Stored items from a collection:
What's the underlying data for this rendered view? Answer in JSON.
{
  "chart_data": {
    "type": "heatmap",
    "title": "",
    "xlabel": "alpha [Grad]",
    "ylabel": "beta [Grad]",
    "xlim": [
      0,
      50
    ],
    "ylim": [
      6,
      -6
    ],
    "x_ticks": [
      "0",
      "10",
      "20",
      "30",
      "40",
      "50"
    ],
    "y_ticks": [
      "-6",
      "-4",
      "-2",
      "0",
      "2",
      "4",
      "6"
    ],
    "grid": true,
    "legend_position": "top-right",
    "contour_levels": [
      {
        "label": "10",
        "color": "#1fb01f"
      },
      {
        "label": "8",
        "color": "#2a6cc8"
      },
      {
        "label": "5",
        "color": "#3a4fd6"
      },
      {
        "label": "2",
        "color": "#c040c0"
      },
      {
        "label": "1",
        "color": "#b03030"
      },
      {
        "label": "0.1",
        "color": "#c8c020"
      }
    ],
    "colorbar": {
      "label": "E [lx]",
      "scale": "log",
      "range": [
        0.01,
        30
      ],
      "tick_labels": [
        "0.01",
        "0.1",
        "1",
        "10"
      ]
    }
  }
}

**Given request:**
Retype the material in full, character for character.

**In response:**
What's the underlying data for this rendered view? Answer in JSON.
{
  "chart_data": {
    "type": "heatmap",
    "title": "",
    "xlabel": "alpha [Grad]",
    "ylabel": "beta [Grad]",
    "xlim": [
      0,
      50
    ],
    "ylim": [
      6,
      -6
    ],
    "x_ticks": [
      "0",
      "10",
      "20",
      "30",
      "40",
      "50"
    ],
    "y_ticks": [
      "-6",
      "-4",
      "-2",
      "0",
      "2",
      "4",
      "6"
    ],
    "grid": true,
    "legend_position": "top-right",
    "contour_levels": [
      {
        "label": "10",
        "color": "#1fb01f"
      },
      {
        "label": "8",
        "color": "#2a6cc8"
      },
      {
        "label": "5",
        "color": "#3a4fd6"
      },
      {
        "label": "2",
        "color": "#c040c0"
      },
      {
        "label": "1",
        "color": "#b03030"
      },
      {
        "label": "0.1",
        "color": "#c8c020"
      }
    ],
    "colorbar": {
      "label": "E [lx]",
      "scale": "log",
      "range": [
        0.01,
        30
      ],
      "tick_labels": [
        "0.01",
        "0.1",
        "1",
        "10"
      ]
    }
  }
}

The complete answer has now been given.